Give the records back in full, exactly as they read.

Figure content listings
>> start

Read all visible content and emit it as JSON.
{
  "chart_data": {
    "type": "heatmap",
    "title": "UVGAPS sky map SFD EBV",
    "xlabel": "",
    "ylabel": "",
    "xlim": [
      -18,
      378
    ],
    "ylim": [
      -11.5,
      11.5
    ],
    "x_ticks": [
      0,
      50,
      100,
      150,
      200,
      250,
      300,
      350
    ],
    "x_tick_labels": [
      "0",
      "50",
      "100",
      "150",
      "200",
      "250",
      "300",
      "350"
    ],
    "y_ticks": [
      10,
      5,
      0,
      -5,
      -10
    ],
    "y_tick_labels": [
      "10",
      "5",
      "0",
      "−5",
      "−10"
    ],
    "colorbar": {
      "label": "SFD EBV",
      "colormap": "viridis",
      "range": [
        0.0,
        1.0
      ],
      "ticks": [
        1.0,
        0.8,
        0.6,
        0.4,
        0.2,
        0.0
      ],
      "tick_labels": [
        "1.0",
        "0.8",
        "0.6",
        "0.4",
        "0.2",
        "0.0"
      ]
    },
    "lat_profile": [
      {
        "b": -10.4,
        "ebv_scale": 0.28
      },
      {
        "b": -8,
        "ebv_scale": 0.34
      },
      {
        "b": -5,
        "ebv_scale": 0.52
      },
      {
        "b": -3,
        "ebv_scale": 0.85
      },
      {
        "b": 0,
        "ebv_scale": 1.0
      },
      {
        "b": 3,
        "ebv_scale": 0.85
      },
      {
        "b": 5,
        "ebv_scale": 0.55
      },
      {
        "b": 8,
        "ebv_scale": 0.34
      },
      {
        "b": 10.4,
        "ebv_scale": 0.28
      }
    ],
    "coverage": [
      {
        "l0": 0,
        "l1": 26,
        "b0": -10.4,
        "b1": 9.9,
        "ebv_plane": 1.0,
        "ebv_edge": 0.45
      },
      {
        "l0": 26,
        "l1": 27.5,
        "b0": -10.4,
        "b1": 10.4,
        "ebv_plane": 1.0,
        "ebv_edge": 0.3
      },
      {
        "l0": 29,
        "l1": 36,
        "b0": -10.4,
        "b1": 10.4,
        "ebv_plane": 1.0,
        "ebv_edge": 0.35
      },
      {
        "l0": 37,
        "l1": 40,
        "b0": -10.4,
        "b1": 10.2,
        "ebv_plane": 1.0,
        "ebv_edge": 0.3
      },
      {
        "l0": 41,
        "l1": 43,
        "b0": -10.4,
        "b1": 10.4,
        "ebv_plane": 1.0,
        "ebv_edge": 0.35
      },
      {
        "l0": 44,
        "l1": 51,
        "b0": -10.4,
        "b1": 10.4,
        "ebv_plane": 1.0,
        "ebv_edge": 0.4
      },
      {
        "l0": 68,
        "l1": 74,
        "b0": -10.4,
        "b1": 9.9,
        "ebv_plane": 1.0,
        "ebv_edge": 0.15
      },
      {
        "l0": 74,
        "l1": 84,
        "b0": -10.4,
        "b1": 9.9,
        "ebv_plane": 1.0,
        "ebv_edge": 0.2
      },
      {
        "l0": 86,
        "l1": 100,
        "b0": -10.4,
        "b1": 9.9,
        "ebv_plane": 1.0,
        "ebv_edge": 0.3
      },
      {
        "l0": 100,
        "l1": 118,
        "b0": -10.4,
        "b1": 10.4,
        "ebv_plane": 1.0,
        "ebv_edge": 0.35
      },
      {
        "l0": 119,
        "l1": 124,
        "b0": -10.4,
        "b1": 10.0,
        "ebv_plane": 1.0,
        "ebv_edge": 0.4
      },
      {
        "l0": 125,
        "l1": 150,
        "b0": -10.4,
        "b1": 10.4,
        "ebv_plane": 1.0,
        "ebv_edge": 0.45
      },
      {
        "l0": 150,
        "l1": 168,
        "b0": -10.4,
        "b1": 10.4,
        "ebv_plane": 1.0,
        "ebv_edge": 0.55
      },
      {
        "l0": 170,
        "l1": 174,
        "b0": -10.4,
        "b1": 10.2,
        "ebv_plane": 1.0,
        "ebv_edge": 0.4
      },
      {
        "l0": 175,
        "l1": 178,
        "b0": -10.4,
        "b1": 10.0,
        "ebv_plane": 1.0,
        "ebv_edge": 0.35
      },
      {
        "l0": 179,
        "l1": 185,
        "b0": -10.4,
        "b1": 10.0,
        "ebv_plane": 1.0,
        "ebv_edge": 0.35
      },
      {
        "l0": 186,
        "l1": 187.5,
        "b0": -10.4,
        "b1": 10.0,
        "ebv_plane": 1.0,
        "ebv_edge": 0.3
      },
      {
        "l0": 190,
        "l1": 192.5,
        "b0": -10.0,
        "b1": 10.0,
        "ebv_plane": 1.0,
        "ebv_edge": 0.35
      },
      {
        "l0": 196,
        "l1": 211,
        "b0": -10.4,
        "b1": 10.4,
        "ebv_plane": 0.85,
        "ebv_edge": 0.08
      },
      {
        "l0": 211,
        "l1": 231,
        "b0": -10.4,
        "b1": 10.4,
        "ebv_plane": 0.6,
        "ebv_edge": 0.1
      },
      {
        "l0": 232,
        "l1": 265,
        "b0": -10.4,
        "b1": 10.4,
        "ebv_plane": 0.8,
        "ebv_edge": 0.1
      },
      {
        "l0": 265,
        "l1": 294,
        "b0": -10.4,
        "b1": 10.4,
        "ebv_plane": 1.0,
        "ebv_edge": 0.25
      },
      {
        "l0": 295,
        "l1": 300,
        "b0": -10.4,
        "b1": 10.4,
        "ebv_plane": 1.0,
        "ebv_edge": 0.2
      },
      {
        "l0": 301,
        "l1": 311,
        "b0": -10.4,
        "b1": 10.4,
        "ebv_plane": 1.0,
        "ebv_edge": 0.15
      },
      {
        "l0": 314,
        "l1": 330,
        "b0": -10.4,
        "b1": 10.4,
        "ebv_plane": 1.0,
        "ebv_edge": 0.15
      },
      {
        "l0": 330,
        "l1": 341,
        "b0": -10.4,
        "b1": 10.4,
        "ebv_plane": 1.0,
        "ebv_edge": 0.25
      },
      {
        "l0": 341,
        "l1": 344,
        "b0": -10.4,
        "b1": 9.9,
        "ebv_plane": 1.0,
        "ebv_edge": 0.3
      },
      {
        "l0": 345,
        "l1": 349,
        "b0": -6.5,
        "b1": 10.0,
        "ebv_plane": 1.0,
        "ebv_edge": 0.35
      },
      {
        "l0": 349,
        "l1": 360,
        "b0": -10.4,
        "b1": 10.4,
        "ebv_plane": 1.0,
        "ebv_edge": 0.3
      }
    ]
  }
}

>> end

- **Written response**:
Read all visible content and emit it as JSON.
{
  "chart_data": {
    "type": "heatmap",
    "title": "UVGAPS sky map SFD EBV",
    "xlabel": "",
    "ylabel": "",
    "xlim": [
      -18,
      378
    ],
    "ylim": [
      -11.5,
      11.5
    ],
    "x_ticks": [
      0,
      50,
      100,
      150,
      200,
      250,
      300,
      350
    ],
    "x_tick_labels": [
      "0",
      "50",
      "100",
      "150",
      "200",
      "250",
      "300",
      "350"
    ],
    "y_ticks": [
      10,
      5,
      0,
      -5,
      -10
    ],
    "y_tick_labels": [
      "10",
      "5",
      "0",
      "−5",
      "−10"
    ],
    "colorbar": {
      "label": "SFD EBV",
      "colormap": "viridis",
      "range": [
        0.0,
        1.0
      ],
      "ticks": [
        1.0,
        0.8,
        0.6,
        0.4,
        0.2,
        0.0
      ],
      "tick_labels": [
        "1.0",
        "0.8",
        "0.6",
        "0.4",
        "0.2",
        "0.0"
      ]
    },
    "lat_profile": [
      {
        "b": -10.4,
        "ebv_scale": 0.28
      },
      {
        "b": -8,
        "ebv_scale": 0.34
      },
      {
        "b": -5,
        "ebv_scale": 0.52
      },
      {
        "b": -3,
        "ebv_scale": 0.85
      },
      {
        "b": 0,
        "ebv_scale": 1.0
      },
      {
        "b": 3,
        "ebv_scale": 0.85
      },
      {
        "b": 5,
        "ebv_scale": 0.55
      },
      {
        "b": 8,
        "ebv_scale": 0.34
      },
      {
        "b": 10.4,
        "ebv_scale": 0.28
      }
    ],
    "coverage": [
      {
        "l0": 0,
        "l1": 26,
        "b0": -10.4,
        "b1": 9.9,
        "ebv_plane": 1.0,
        "ebv_edge": 0.45
      },
      {
        "l0": 26,
        "l1": 27.5,
        "b0": -10.4,
        "b1": 10.4,
        "ebv_plane": 1.0,
        "ebv_edge": 0.3
      },
      {
        "l0": 29,
        "l1": 36,
        "b0": -10.4,
        "b1": 10.4,
        "ebv_plane": 1.0,
        "ebv_edge": 0.35
      },
      {
        "l0": 37,
        "l1": 40,
        "b0": -10.4,
        "b1": 10.2,
        "ebv_plane": 1.0,
        "ebv_edge": 0.3
      },
      {
        "l0": 41,
        "l1": 43,
        "b0": -10.4,
        "b1": 10.4,
        "ebv_plane": 1.0,
        "ebv_edge": 0.35
      },
      {
        "l0": 44,
        "l1": 51,
        "b0": -10.4,
        "b1": 10.4,
        "ebv_plane": 1.0,
        "ebv_edge": 0.4
      },
      {
        "l0": 68,
        "l1": 74,
        "b0": -10.4,
        "b1": 9.9,
        "ebv_plane": 1.0,
        "ebv_edge": 0.15
      },
      {
        "l0": 74,
        "l1": 84,
        "b0": -10.4,
        "b1": 9.9,
        "ebv_plane": 1.0,
        "ebv_edge": 0.2
      },
      {
        "l0": 86,
        "l1": 100,
        "b0": -10.4,
        "b1": 9.9,
        "ebv_plane": 1.0,
        "ebv_edge": 0.3
      },
      {
        "l0": 100,
        "l1": 118,
        "b0": -10.4,
        "b1": 10.4,
        "ebv_plane": 1.0,
        "ebv_edge": 0.35
      },
      {
        "l0": 119,
        "l1": 124,
        "b0": -10.4,
        "b1": 10.0,
        "ebv_plane": 1.0,
        "ebv_edge": 0.4
      },
      {
        "l0": 125,
        "l1": 150,
        "b0": -10.4,
        "b1": 10.4,
        "ebv_plane": 1.0,
        "ebv_edge": 0.45
      },
      {
        "l0": 150,
        "l1": 168,
        "b0": -10.4,
        "b1": 10.4,
        "ebv_plane": 1.0,
        "ebv_edge": 0.55
      },
      {
        "l0": 170,
        "l1": 174,
        "b0": -10.4,
        "b1": 10.2,
        "ebv_plane": 1.0,
        "ebv_edge": 0.4
      },
      {
        "l0": 175,
        "l1": 178,
        "b0": -10.4,
        "b1": 10.0,
        "ebv_plane": 1.0,
        "ebv_edge": 0.35
      },
      {
        "l0": 179,
        "l1": 185,
        "b0": -10.4,
        "b1": 10.0,
        "ebv_plane": 1.0,
        "ebv_edge": 0.35
      },
      {
        "l0": 186,
        "l1": 187.5,
        "b0": -10.4,
        "b1": 10.0,
        "ebv_plane": 1.0,
        "ebv_edge": 0.3
      },
      {
        "l0": 190,
        "l1": 192.5,
        "b0": -10.0,
        "b1": 10.0,
        "ebv_plane": 1.0,
        "ebv_edge": 0.35
      },
      {
        "l0": 196,
        "l1": 211,
        "b0": -10.4,
        "b1": 10.4,
        "ebv_plane": 0.85,
        "ebv_edge": 0.08
      },
      {
        "l0": 211,
        "l1": 231,
        "b0": -10.4,
        "b1": 10.4,
        "ebv_plane": 0.6,
        "ebv_edge": 0.1
      },
      {
        "l0": 232,
        "l1": 265,
        "b0": -10.4,
        "b1": 10.4,
        "ebv_plane": 0.8,
        "ebv_edge": 0.1
      },
      {
        "l0": 265,
        "l1": 294,
        "b0": -10.4,
        "b1": 10.4,
        "ebv_plane": 1.0,
        "ebv_edge": 0.25
      },
      {
        "l0": 295,
        "l1": 300,
        "b0": -10.4,
        "b1": 10.4,
        "ebv_plane": 1.0,
        "ebv_edge": 0.2
      },
      {
        "l0": 301,
        "l1": 311,
        "b0": -10.4,
        "b1": 10.4,
        "ebv_plane": 1.0,
        "ebv_edge": 0.15
      },
      {
        "l0": 314,
        "l1": 330,
        "b0": -10.4,
        "b1": 10.4,
        "ebv_plane": 1.0,
        "ebv_edge": 0.15
      },
      {
        "l0": 330,
        "l1": 341,
        "b0": -10.4,
        "b1": 10.4,
        "ebv_plane": 1.0,
        "ebv_edge": 0.25
      },
      {
        "l0": 341,
        "l1": 344,
        "b0": -10.4,
        "b1": 9.9,
        "ebv_plane": 1.0,
        "ebv_edge": 0.3
      },
      {
        "l0": 345,
        "l1": 349,
        "b0": -6.5,
        "b1": 10.0,
        "ebv_plane": 1.0,
        "ebv_edge": 0.35
      },
      {
        "l0": 349,
        "l1": 360,
        "b0": -10.4,
        "b1": 10.4,
        "ebv_plane": 1.0,
        "ebv_edge": 0.3
      }
    ]
  }
}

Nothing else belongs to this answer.